■ WORK TO DO: Omit every picture and return the rest of the data unaltered.

■ RECORD SET:
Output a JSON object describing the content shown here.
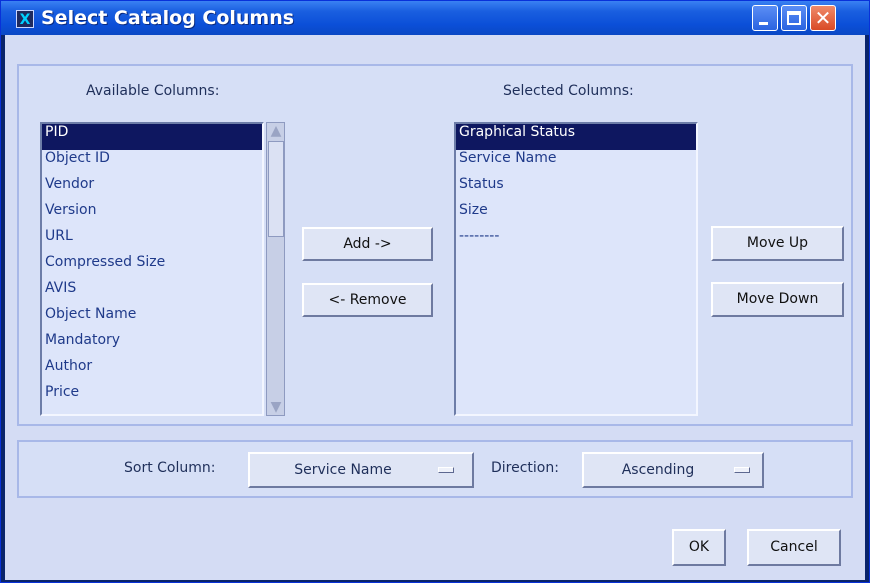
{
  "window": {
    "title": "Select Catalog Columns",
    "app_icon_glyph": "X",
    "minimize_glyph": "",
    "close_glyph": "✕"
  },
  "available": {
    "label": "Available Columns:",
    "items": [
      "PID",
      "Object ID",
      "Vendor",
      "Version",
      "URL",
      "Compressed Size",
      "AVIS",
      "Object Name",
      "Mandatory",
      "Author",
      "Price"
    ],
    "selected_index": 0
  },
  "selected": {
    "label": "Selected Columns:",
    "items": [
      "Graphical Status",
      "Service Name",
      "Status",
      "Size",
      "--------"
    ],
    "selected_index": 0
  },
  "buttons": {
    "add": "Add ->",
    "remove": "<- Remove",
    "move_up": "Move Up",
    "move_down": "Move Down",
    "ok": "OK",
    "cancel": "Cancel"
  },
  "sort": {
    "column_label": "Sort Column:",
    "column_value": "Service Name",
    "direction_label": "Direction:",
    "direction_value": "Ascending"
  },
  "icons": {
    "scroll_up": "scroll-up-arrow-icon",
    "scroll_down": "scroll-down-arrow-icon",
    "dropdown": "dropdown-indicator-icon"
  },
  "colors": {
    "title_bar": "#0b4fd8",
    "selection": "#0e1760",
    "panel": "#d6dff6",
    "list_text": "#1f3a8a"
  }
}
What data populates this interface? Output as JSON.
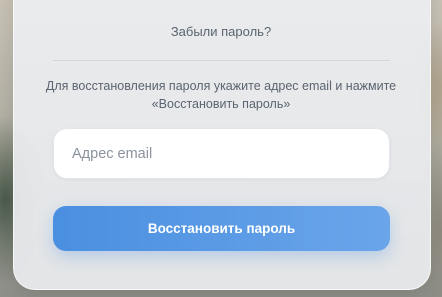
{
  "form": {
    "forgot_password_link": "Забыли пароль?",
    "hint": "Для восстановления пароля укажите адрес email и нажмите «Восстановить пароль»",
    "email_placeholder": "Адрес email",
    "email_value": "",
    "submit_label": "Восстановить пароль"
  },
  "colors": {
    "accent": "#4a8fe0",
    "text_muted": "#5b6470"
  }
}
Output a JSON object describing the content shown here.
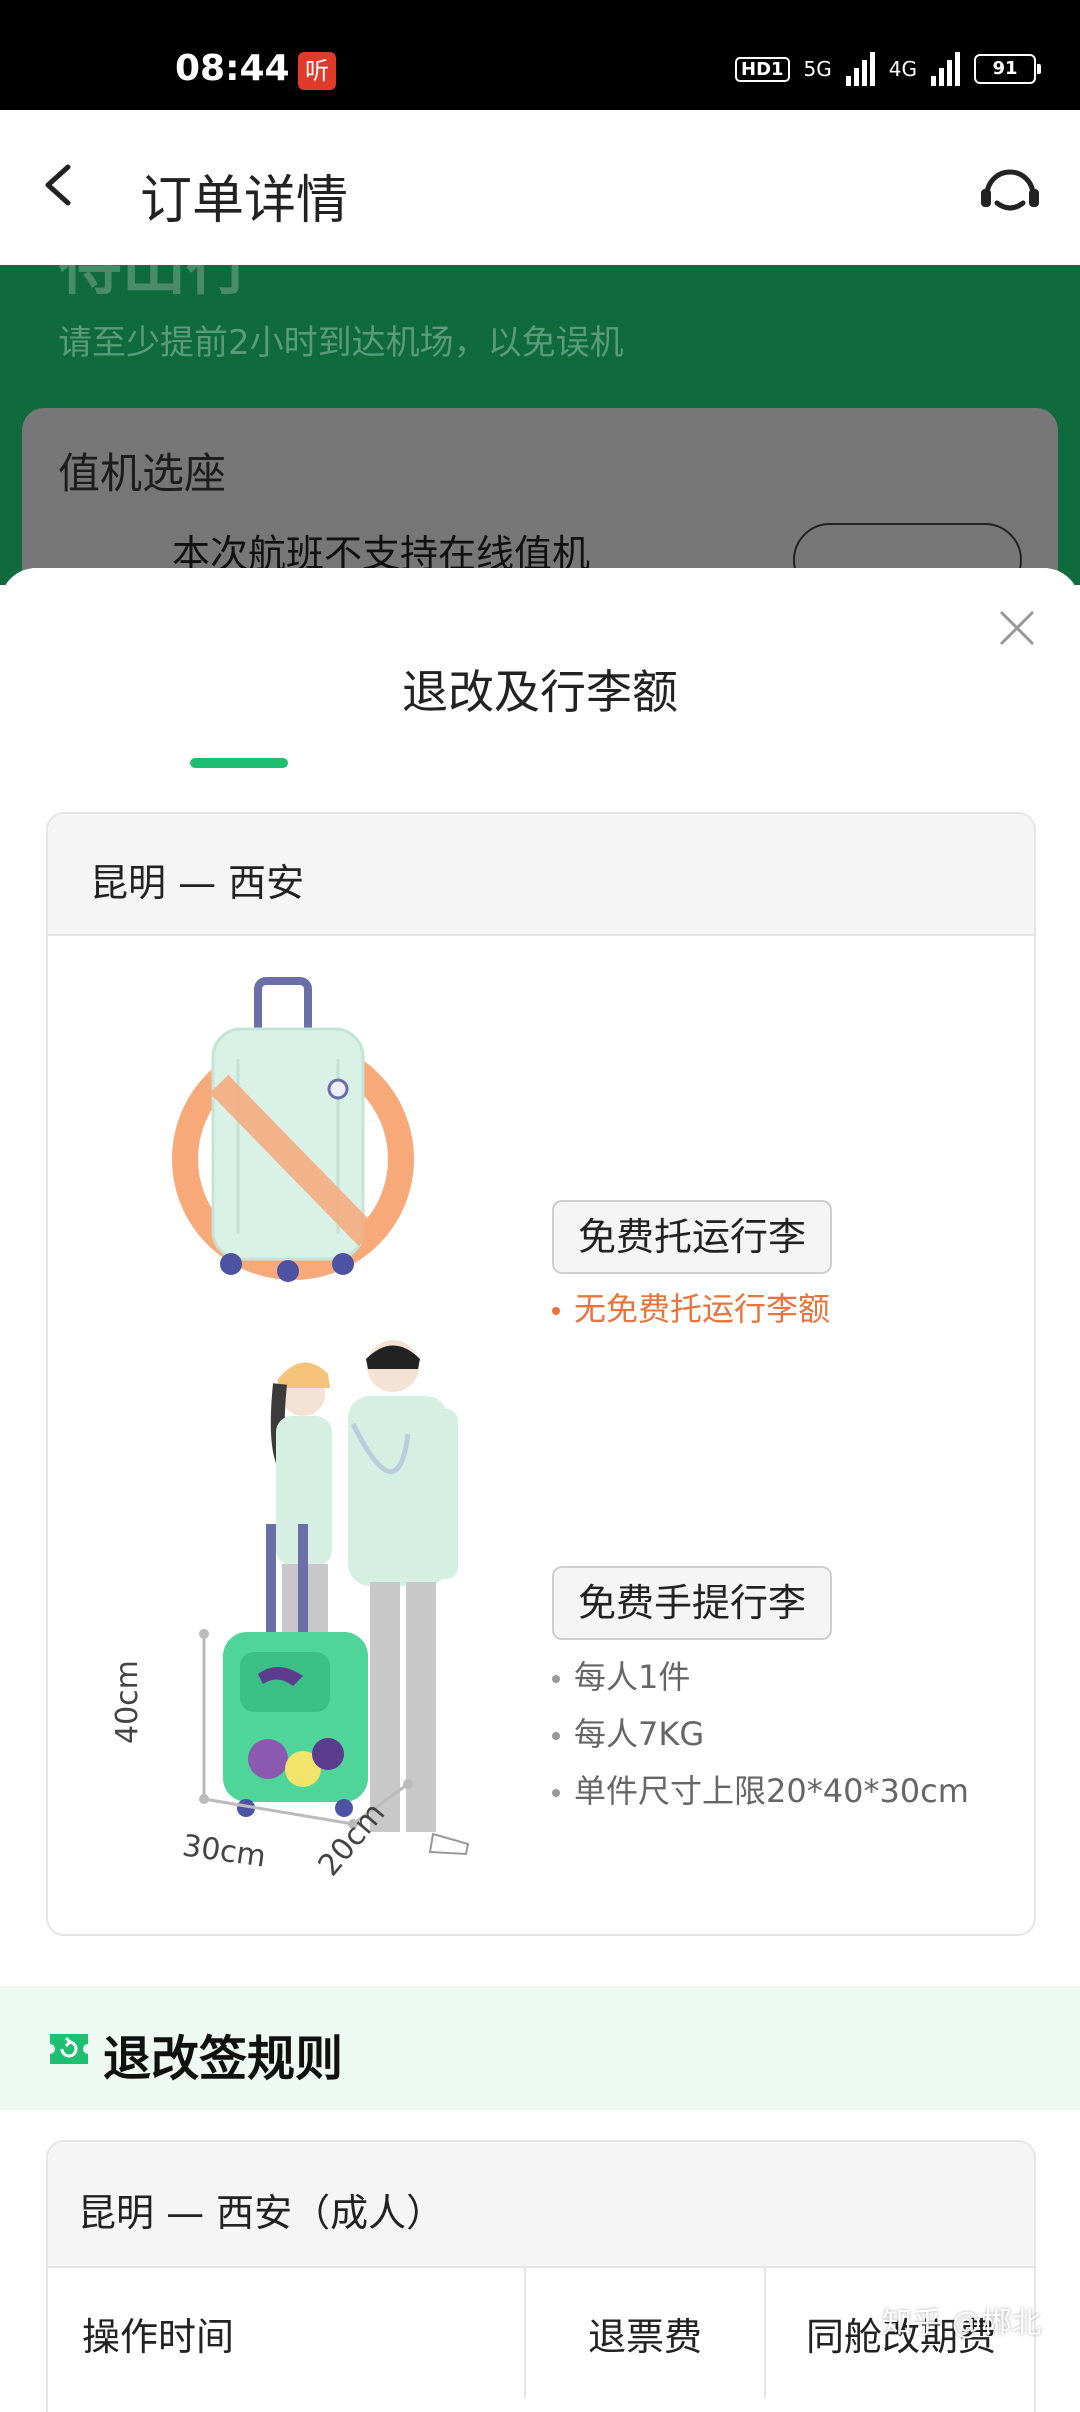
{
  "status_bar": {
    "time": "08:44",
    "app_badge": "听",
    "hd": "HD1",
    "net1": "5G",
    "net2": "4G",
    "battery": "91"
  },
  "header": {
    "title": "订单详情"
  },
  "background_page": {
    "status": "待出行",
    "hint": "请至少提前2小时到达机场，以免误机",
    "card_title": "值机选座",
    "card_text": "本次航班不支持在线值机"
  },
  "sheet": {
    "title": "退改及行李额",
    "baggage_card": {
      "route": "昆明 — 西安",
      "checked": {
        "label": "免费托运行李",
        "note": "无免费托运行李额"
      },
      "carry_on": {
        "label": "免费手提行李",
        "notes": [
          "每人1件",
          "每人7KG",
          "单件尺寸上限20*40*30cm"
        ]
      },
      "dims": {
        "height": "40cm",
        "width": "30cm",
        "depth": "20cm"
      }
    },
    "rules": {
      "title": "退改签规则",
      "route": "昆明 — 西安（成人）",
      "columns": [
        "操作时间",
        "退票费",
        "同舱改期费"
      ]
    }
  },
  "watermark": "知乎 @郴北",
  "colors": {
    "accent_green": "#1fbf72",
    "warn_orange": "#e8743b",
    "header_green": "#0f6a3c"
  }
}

■ FULL RESPONSE:
Output a JSON object describing the content shown here.
{
  "window": {
    "title": "Select Catalog Columns",
    "app_icon_glyph": "X",
    "minimize_glyph": "",
    "close_glyph": "✕"
  },
  "available": {
    "label": "Available Columns:",
    "items": [
      "PID",
      "Object ID",
      "Vendor",
      "Version",
      "URL",
      "Compressed Size",
      "AVIS",
      "Object Name",
      "Mandatory",
      "Author",
      "Price"
    ],
    "selected_index": 0
  },
  "selected": {
    "label": "Selected Columns:",
    "items": [
      "Graphical Status",
      "Service Name",
      "Status",
      "Size",
      "--------"
    ],
    "selected_index": 0
  },
  "buttons": {
    "add": "Add ->",
    "remove": "<- Remove",
    "move_up": "Move Up",
    "move_down": "Move Down",
    "ok": "OK",
    "cancel": "Cancel"
  },
  "sort": {
    "column_label": "Sort Column:",
    "column_value": "Service Name",
    "direction_label": "Direction:",
    "direction_value": "Ascending"
  },
  "icons": {
    "scroll_up": "scroll-up-arrow-icon",
    "scroll_down": "scroll-down-arrow-icon",
    "dropdown": "dropdown-indicator-icon"
  },
  "colors": {
    "title_bar": "#0b4fd8",
    "selection": "#0e1760",
    "panel": "#d6dff6",
    "list_text": "#1f3a8a"
  }
}
What data populates this interface? Output as JSON.
{
  "form": {
    "forgot_password_link": "Забыли пароль?",
    "hint": "Для восстановления пароля укажите адрес email и нажмите «Восстановить пароль»",
    "email_placeholder": "Адрес email",
    "email_value": "",
    "submit_label": "Восстановить пароль"
  },
  "colors": {
    "accent": "#4a8fe0",
    "text_muted": "#5b6470"
  }
}
Output a JSON object describing the content shown here.
{
  "status_bar": {
    "time": "08:44",
    "app_badge": "听",
    "hd": "HD1",
    "net1": "5G",
    "net2": "4G",
    "battery": "91"
  },
  "header": {
    "title": "订单详情"
  },
  "background_page": {
    "status": "待出行",
    "hint": "请至少提前2小时到达机场，以免误机",
    "card_title": "值机选座",
    "card_text": "本次航班不支持在线值机"
  },
  "sheet": {
    "title": "退改及行李额",
    "baggage_card": {
      "route": "昆明 — 西安",
      "checked": {
        "label": "免费托运行李",
        "note": "无免费托运行李额"
      },
      "carry_on": {
        "label": "免费手提行李",
        "notes": [
          "每人1件",
          "每人7KG",
          "单件尺寸上限20*40*30cm"
        ]
      },
      "dims": {
        "height": "40cm",
        "width": "30cm",
        "depth": "20cm"
      }
    },
    "rules": {
      "title": "退改签规则",
      "route": "昆明 — 西安（成人）",
      "columns": [
        "操作时间",
        "退票费",
        "同舱改期费"
      ]
    }
  },
  "watermark": "知乎 @郴北",
  "colors": {
    "accent_green": "#1fbf72",
    "warn_orange": "#e8743b",
    "header_green": "#0f6a3c"
  }
}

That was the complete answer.